___ SUPPLIED INFORMATION ___
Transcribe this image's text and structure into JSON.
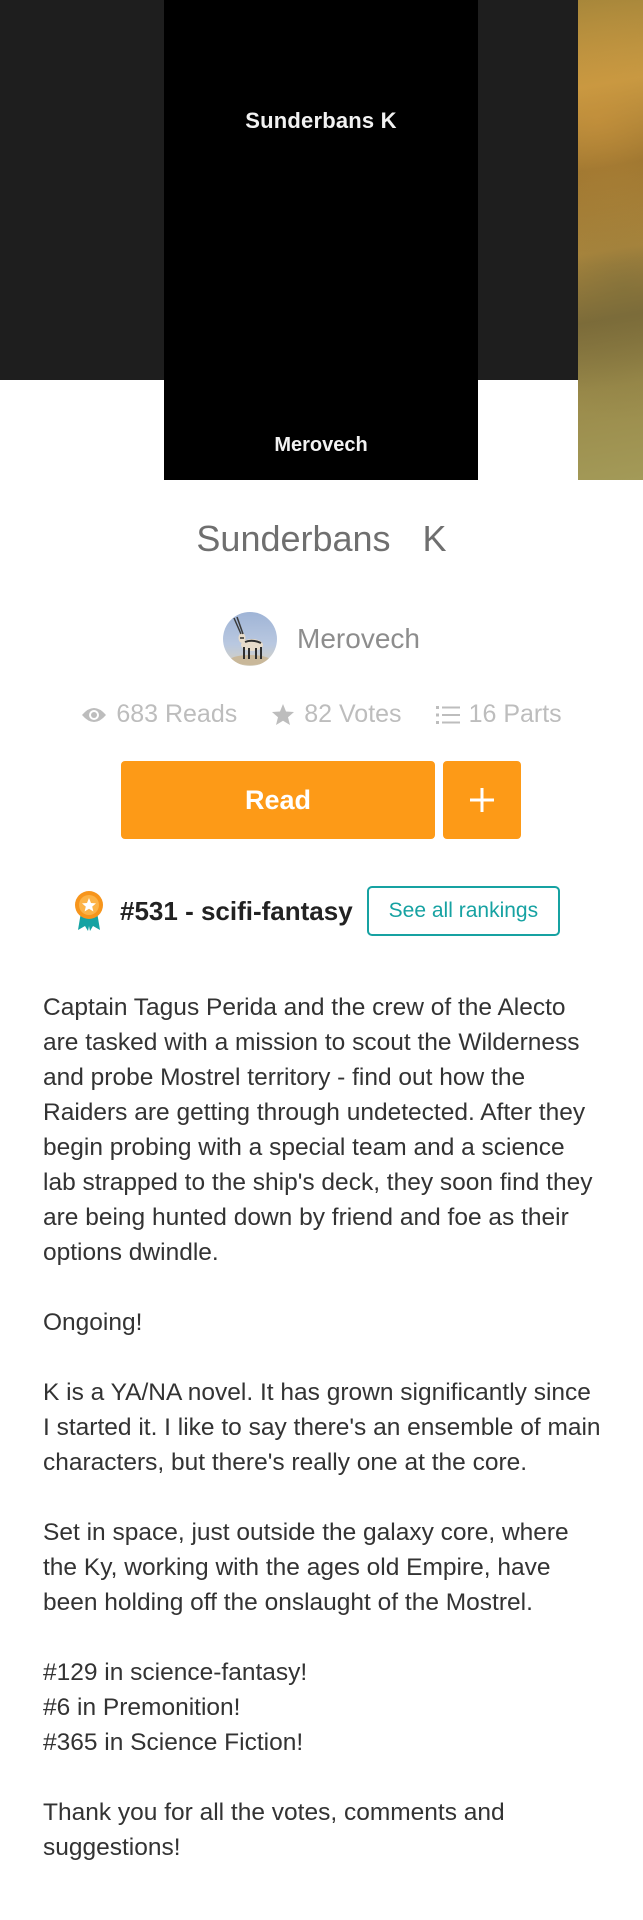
{
  "cover": {
    "title": "Sunderbans K",
    "author": "Merovech"
  },
  "story": {
    "title": "Sunderbans  K"
  },
  "author": {
    "name": "Merovech"
  },
  "stats": {
    "reads": "683 Reads",
    "votes": "82 Votes",
    "parts": "16 Parts"
  },
  "actions": {
    "read_label": "Read",
    "add_label": "+"
  },
  "ranking": {
    "label": "#531 - scifi-fantasy",
    "see_all_label": "See all rankings"
  },
  "description": {
    "paragraphs": [
      "Captain Tagus Perida and the crew of the Alecto are tasked with a mission to scout the Wilderness and probe Mostrel territory - find out how the Raiders are getting through undetected.   After they begin probing with a special team and a science lab strapped to the ship's deck, they soon find they are being hunted down by friend and foe as their options dwindle.",
      "Ongoing!",
      "K is a YA/NA novel.  It has grown significantly since I started it.  I like to say there's an ensemble of main characters, but there's really one at the core.",
      "Set in space, just outside the galaxy core, where the Ky, working with the ages old Empire, have been holding off the onslaught of the Mostrel.",
      "#129 in science-fantasy!\n#6 in Premonition!\n#365 in Science Fiction!",
      "Thank you for all the votes, comments and suggestions!"
    ]
  },
  "colors": {
    "accent_orange": "#fd9a17",
    "teal": "#16a2a2",
    "hero_dark": "#1e1e1e"
  },
  "icons": {
    "reads": "eye-icon",
    "votes": "star-icon",
    "parts": "list-icon",
    "ranking": "award-ribbon-icon",
    "add": "plus-icon"
  }
}
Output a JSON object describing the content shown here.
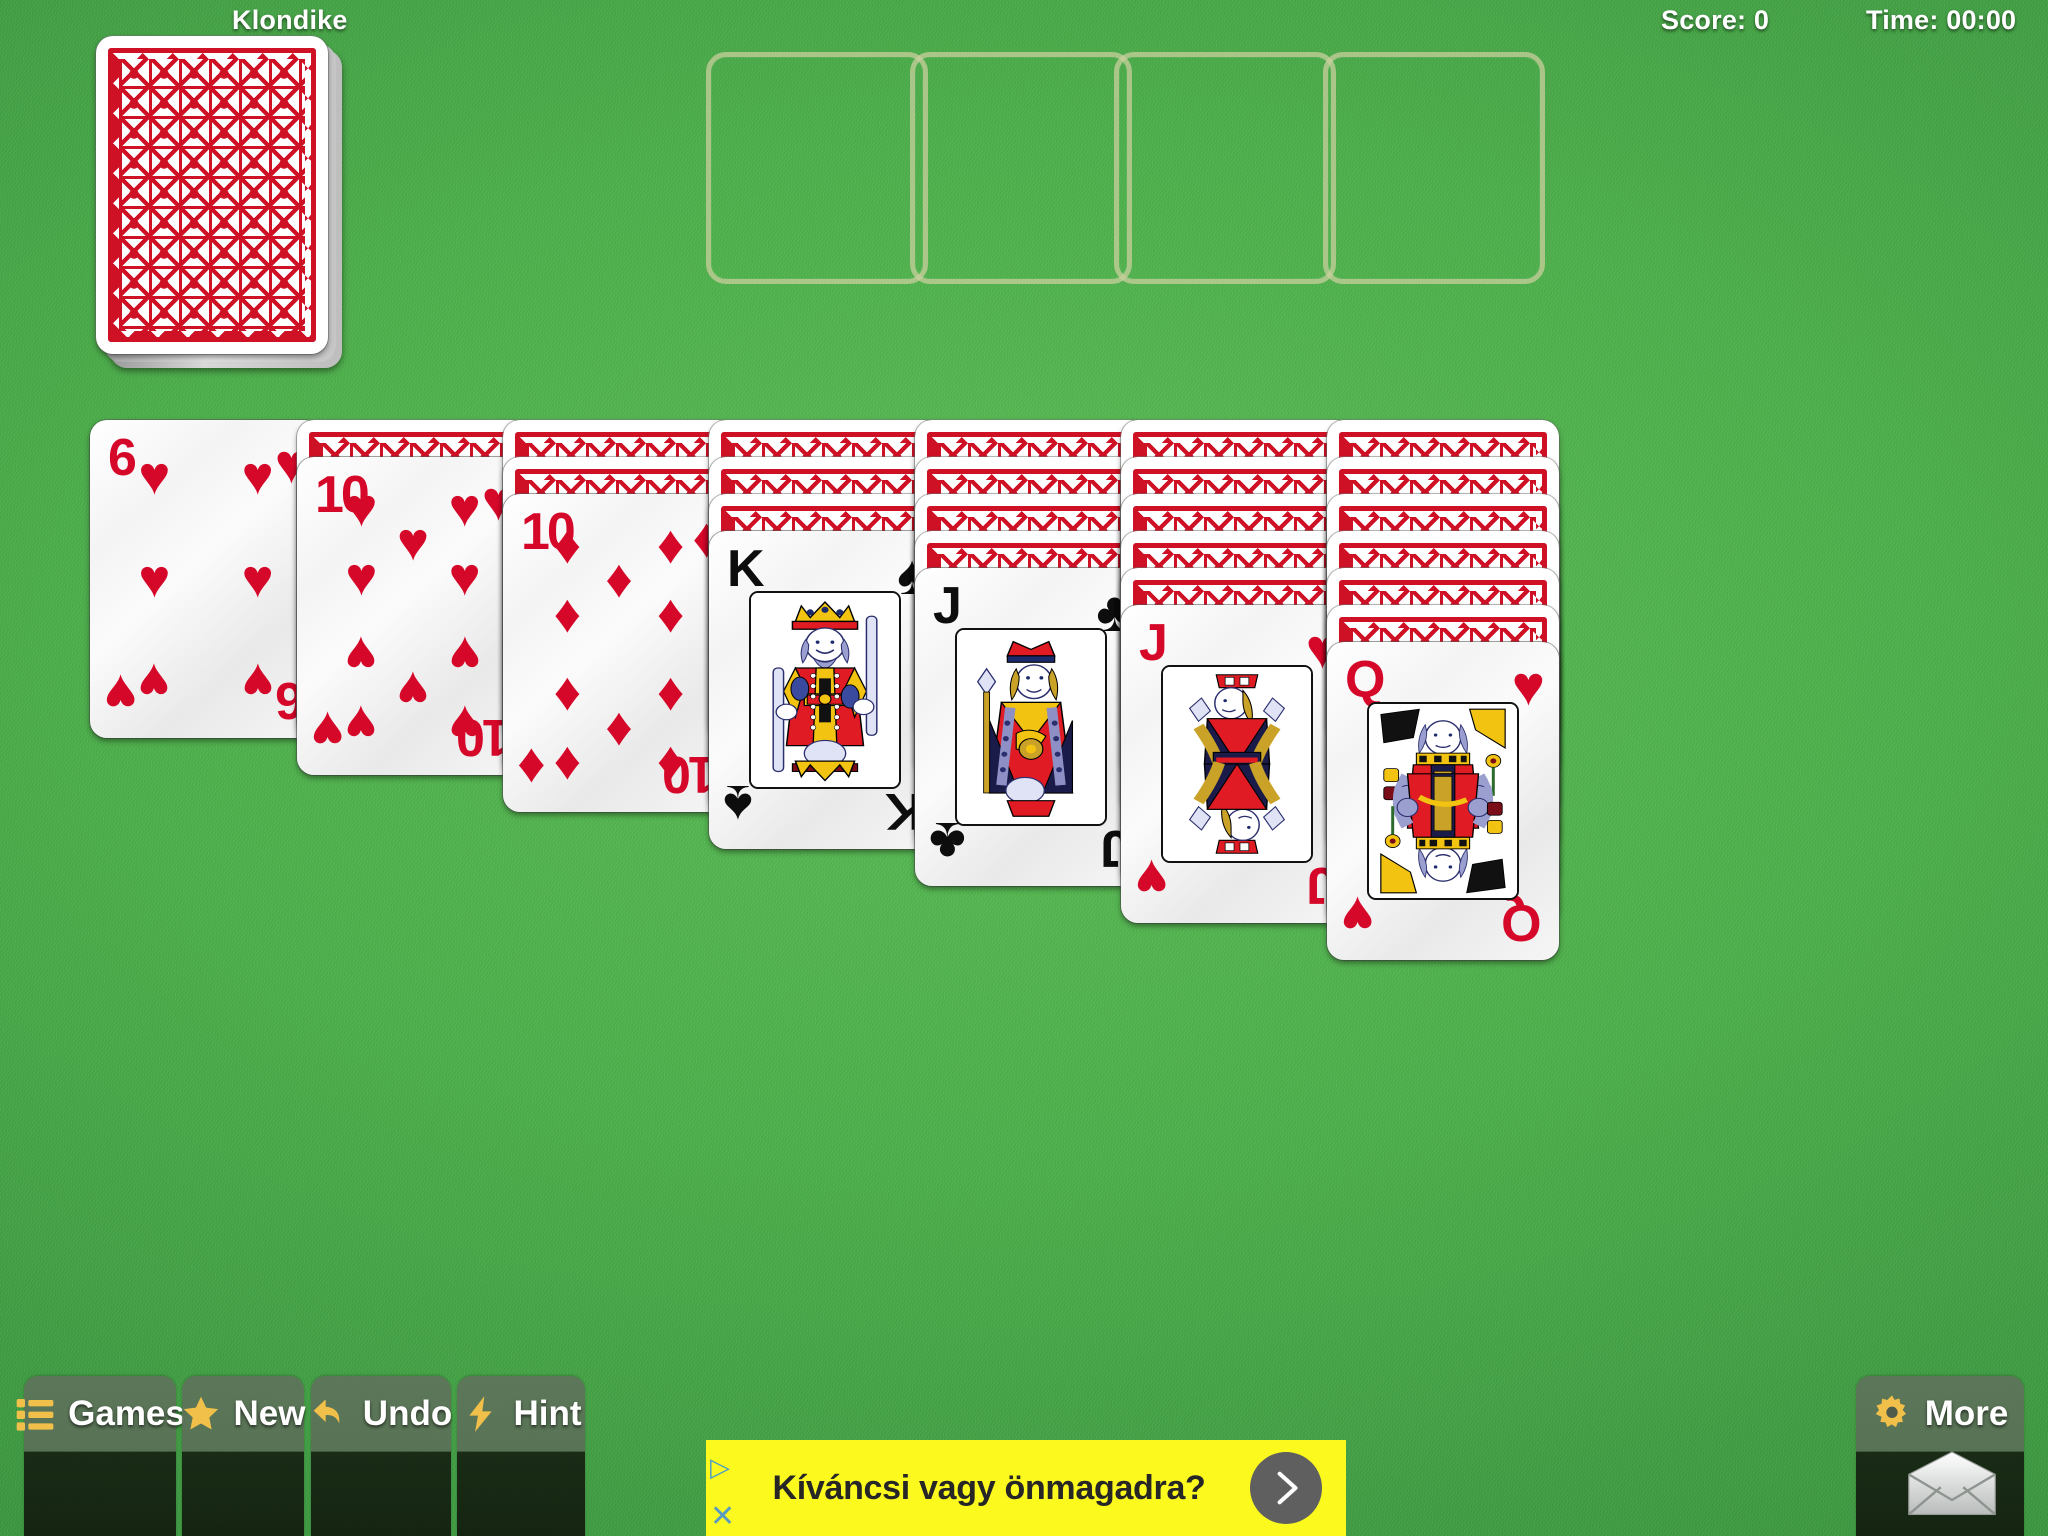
{
  "header": {
    "game_title": "Klondike",
    "score_label": "Score: 0",
    "time_label": "Time: 00:00"
  },
  "colors": {
    "felt_green": "#4cb24a",
    "card_red": "#d6082a",
    "card_back_red": "#cf1126",
    "foundation_outline": "#cdd0a0",
    "toolbar_icon_gold": "#f0c04a",
    "ad_yellow": "#fcf91f"
  },
  "stock": {
    "name": "stock-pile",
    "face_down": true,
    "card_back_pattern": "red-geometric-diamond-grid"
  },
  "waste": {
    "cards": []
  },
  "foundations": [
    {
      "index": 1,
      "suit": null,
      "empty": true
    },
    {
      "index": 2,
      "suit": null,
      "empty": true
    },
    {
      "index": 3,
      "suit": null,
      "empty": true
    },
    {
      "index": 4,
      "suit": null,
      "empty": true
    }
  ],
  "tableau": [
    {
      "index": 1,
      "face_down": 0,
      "face_up": [
        {
          "rank": "6",
          "suit": "hearts",
          "color": "red"
        }
      ]
    },
    {
      "index": 2,
      "face_down": 1,
      "face_up": [
        {
          "rank": "10",
          "suit": "hearts",
          "color": "red"
        }
      ]
    },
    {
      "index": 3,
      "face_down": 2,
      "face_up": [
        {
          "rank": "10",
          "suit": "diamonds",
          "color": "red"
        }
      ]
    },
    {
      "index": 4,
      "face_down": 3,
      "face_up": [
        {
          "rank": "K",
          "suit": "spades",
          "color": "black"
        }
      ]
    },
    {
      "index": 5,
      "face_down": 4,
      "face_up": [
        {
          "rank": "J",
          "suit": "clubs",
          "color": "black"
        }
      ]
    },
    {
      "index": 6,
      "face_down": 5,
      "face_up": [
        {
          "rank": "J",
          "suit": "hearts",
          "color": "red"
        }
      ]
    },
    {
      "index": 7,
      "face_down": 6,
      "face_up": [
        {
          "rank": "Q",
          "suit": "hearts",
          "color": "red"
        }
      ]
    }
  ],
  "toolbar": {
    "games_label": "Games",
    "games_icon": "list-icon",
    "new_label": "New",
    "new_icon": "star-icon",
    "undo_label": "Undo",
    "undo_icon": "undo-arrow-icon",
    "hint_label": "Hint",
    "hint_icon": "lightning-bolt-icon",
    "more_label": "More",
    "more_icon": "gear-icon",
    "mail_icon": "envelope-icon"
  },
  "ad": {
    "text": "Kíváncsi vagy önmagadra?",
    "arrow_icon": "chevron-right-icon",
    "adchoices_icon": "adchoices-icon",
    "close_icon": "close-x-icon"
  }
}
___
SET EXERCISE: Show all lines from the data above in which the word "list" appears.

RESULT OF THE TASK:
    "parts": "list-icon",
    "games_icon": "list-icon",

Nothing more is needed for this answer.